**YOUR INSTRUCTIONS**
Copy every line of the data that includes the string "observations".

**MATERIAL TO PROCESS**

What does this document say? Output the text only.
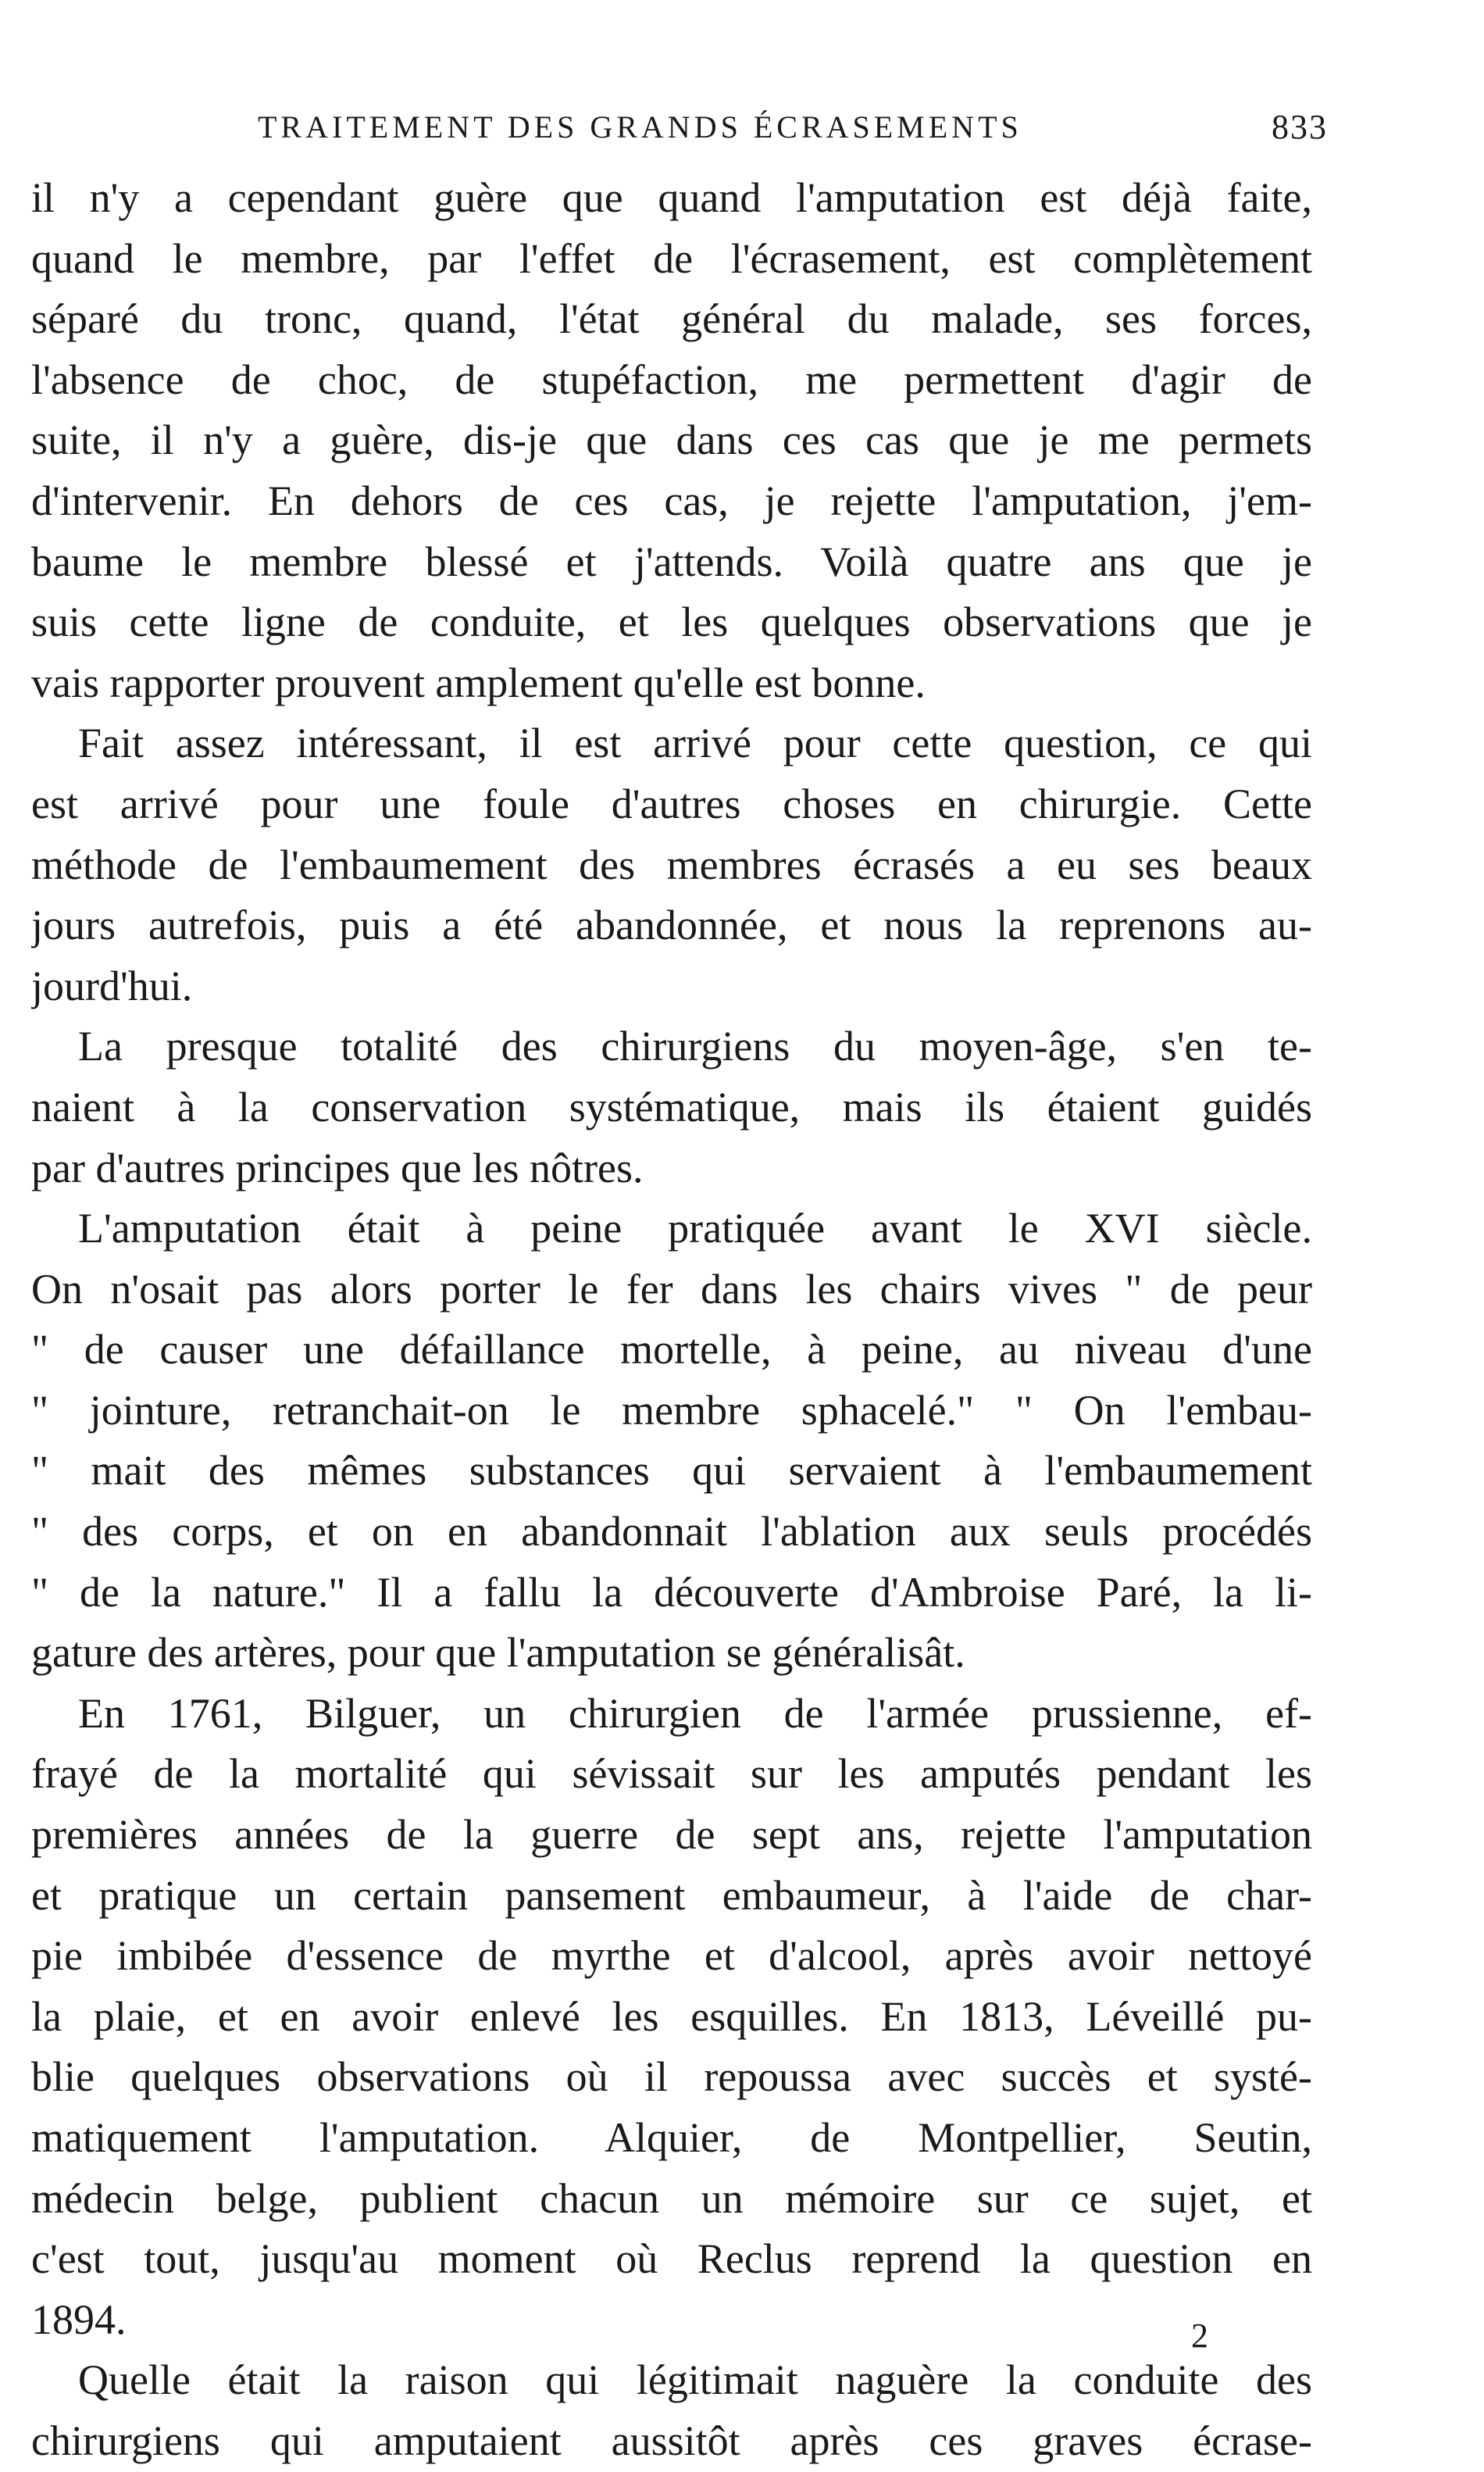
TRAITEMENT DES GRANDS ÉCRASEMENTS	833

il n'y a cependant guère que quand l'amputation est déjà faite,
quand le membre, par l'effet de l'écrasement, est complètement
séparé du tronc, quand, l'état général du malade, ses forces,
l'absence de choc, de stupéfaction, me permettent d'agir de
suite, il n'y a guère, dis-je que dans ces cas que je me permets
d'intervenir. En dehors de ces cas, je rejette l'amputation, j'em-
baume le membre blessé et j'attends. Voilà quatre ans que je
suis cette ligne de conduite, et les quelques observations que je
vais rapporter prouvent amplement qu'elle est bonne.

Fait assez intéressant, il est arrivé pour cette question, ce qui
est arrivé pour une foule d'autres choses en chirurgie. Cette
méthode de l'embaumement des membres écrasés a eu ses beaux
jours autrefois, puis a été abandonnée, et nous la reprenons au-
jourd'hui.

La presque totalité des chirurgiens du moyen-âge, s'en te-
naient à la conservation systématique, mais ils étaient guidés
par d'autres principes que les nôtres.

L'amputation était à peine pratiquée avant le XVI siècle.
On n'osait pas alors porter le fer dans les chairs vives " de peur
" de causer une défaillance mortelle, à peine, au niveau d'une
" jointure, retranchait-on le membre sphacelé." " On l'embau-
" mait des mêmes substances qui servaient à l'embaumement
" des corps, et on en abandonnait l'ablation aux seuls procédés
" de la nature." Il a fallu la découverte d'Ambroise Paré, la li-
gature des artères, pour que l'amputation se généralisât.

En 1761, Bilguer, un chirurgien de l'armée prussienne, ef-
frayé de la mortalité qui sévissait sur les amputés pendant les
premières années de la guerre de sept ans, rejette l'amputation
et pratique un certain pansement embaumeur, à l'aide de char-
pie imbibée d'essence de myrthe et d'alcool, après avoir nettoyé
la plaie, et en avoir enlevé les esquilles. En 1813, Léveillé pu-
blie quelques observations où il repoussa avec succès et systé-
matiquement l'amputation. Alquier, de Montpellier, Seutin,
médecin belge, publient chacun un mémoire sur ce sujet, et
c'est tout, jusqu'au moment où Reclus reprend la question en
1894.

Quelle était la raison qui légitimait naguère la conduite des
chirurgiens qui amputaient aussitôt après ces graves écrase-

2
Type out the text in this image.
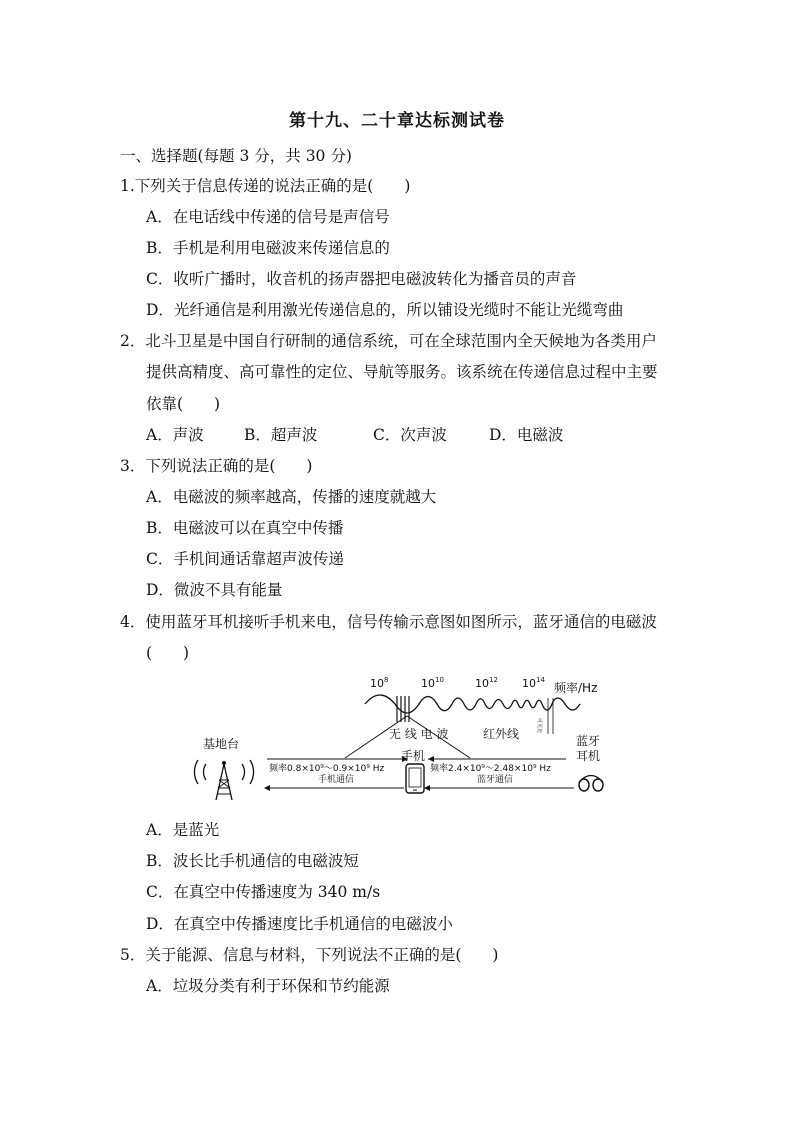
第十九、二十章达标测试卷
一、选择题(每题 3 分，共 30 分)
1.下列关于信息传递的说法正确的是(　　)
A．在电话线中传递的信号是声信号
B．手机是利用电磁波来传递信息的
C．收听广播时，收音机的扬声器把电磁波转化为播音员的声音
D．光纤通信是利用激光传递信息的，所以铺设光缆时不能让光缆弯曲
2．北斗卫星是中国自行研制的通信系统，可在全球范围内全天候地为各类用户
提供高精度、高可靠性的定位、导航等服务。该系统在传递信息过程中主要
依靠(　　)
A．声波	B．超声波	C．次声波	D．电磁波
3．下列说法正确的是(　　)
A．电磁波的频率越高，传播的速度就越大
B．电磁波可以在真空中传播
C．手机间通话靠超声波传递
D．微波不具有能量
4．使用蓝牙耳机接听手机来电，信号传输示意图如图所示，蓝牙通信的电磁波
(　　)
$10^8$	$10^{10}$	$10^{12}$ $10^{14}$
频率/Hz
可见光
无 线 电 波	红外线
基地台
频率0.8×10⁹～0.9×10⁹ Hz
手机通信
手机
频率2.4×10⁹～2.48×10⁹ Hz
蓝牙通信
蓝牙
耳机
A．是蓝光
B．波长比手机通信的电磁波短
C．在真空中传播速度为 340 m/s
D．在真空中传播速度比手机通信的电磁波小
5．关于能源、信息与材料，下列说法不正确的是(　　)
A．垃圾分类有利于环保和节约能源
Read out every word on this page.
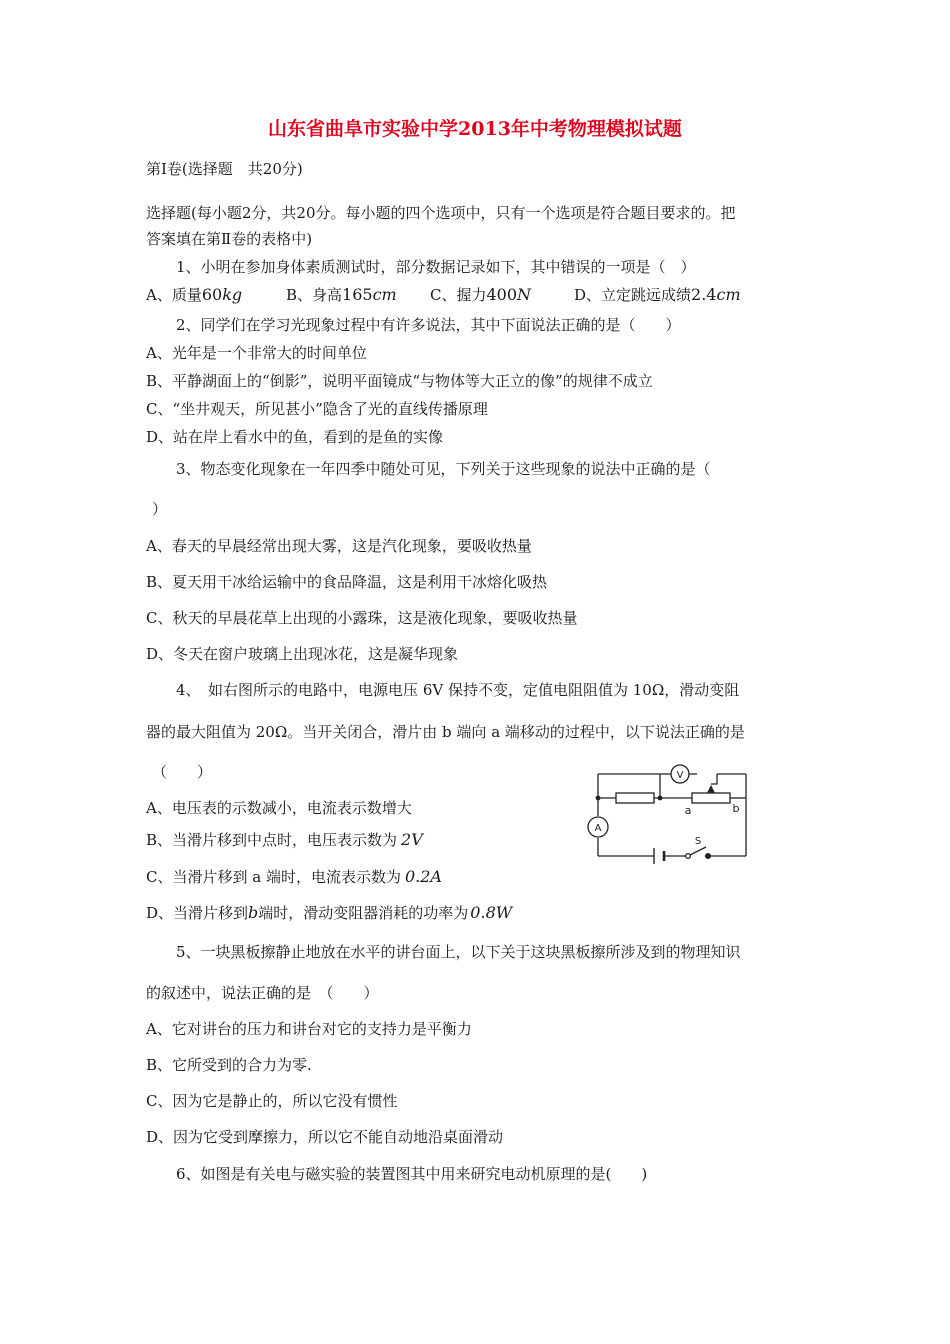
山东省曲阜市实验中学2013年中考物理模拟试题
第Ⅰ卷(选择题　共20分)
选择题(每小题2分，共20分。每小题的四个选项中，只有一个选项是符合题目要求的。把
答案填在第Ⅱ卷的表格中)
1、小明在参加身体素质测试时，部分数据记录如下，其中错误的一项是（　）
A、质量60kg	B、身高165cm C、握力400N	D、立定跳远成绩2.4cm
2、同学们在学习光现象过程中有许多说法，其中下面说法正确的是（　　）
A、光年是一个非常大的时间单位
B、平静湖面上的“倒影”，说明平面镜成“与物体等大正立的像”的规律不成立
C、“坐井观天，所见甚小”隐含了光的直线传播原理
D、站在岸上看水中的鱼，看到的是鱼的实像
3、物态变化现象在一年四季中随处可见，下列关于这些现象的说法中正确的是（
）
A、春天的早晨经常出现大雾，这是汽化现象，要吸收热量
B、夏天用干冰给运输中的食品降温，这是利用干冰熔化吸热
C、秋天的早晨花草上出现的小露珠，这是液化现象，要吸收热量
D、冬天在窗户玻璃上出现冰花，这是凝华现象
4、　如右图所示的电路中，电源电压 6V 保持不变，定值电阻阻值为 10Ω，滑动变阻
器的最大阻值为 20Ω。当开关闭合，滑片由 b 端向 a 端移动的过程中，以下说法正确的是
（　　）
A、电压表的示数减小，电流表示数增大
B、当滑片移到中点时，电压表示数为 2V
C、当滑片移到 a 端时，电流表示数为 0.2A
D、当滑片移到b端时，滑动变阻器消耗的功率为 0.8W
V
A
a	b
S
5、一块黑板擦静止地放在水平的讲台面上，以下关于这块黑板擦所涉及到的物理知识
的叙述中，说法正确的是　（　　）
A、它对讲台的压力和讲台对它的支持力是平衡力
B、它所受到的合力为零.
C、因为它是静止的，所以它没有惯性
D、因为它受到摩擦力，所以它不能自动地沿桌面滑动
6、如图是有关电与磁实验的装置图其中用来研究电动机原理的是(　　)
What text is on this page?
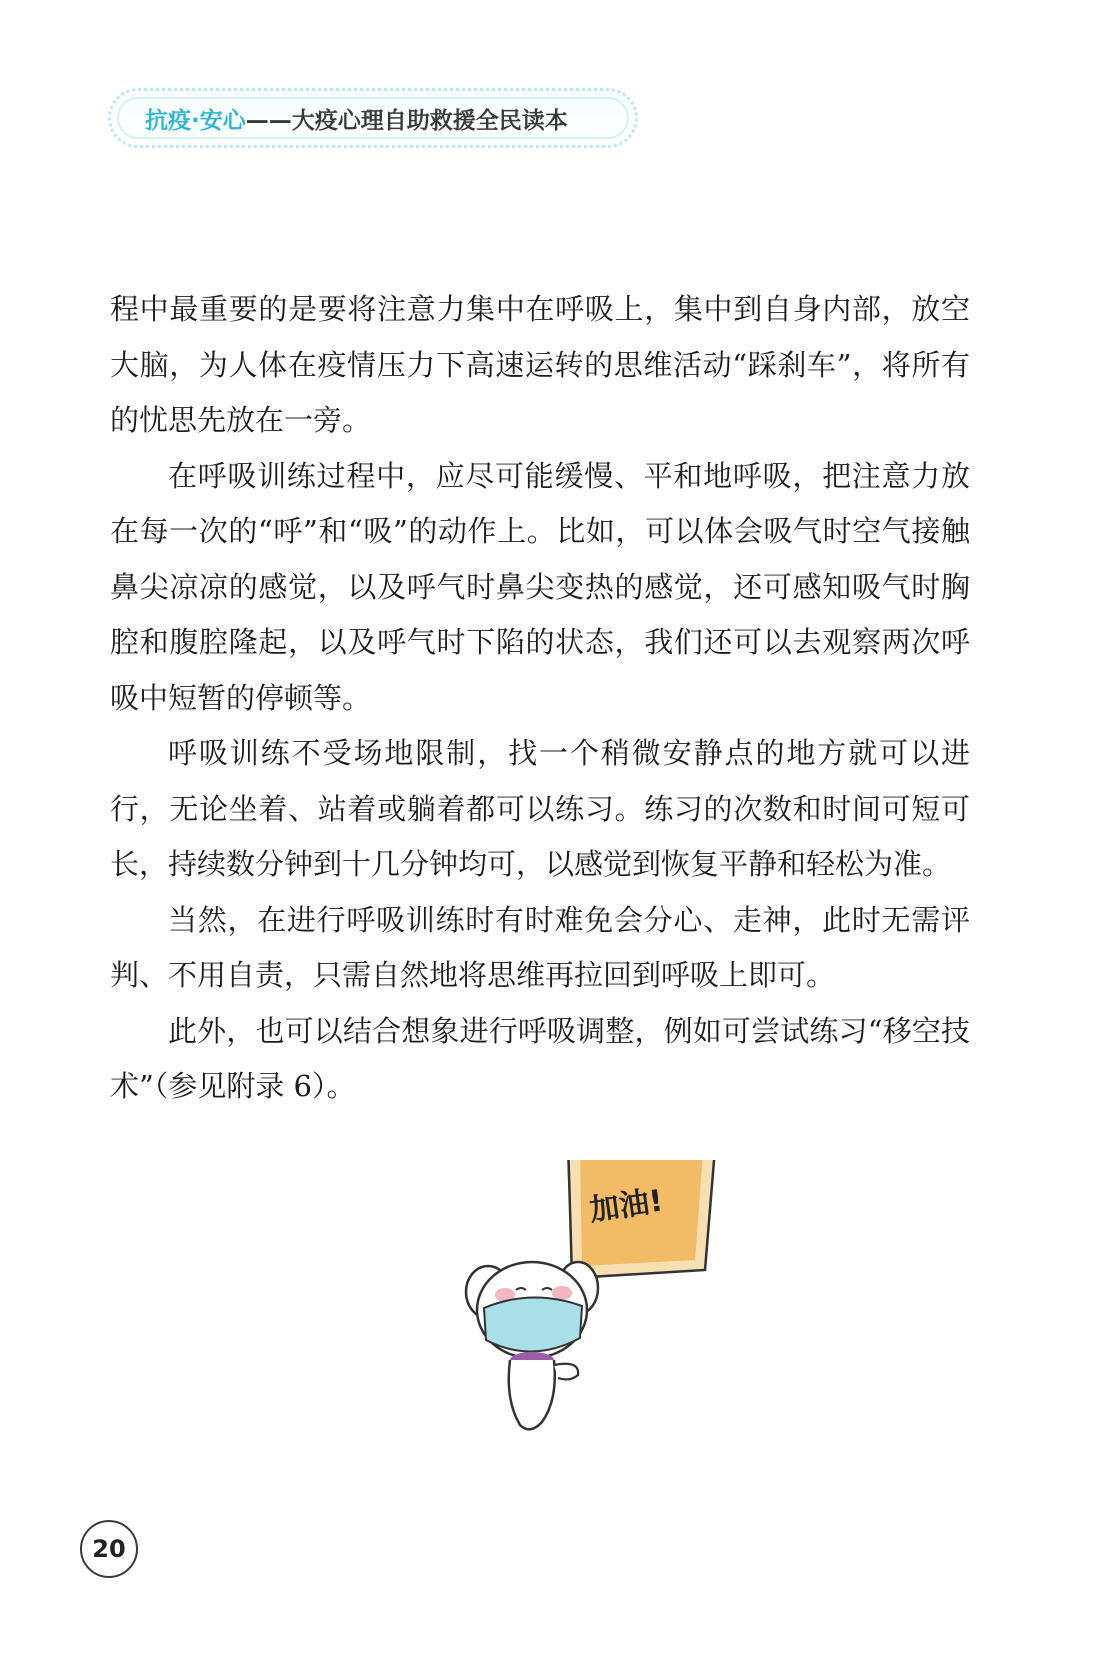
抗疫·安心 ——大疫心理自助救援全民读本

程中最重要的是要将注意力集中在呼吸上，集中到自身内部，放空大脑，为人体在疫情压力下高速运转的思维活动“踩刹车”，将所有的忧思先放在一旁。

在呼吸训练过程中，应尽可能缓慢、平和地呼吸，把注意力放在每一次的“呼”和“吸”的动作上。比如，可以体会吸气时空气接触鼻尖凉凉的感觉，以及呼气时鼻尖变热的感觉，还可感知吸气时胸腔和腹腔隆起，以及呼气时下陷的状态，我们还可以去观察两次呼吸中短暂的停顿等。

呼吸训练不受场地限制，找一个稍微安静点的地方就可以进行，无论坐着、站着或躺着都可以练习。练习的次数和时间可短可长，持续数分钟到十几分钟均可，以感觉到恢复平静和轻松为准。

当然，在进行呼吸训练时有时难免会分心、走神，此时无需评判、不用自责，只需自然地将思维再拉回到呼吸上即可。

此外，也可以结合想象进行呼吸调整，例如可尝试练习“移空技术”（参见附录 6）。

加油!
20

**CORRECT ANSWER**
suis cette ligne de conduite, et les quelques observations que je
blie quelques observations où il repoussa avec succès et systé-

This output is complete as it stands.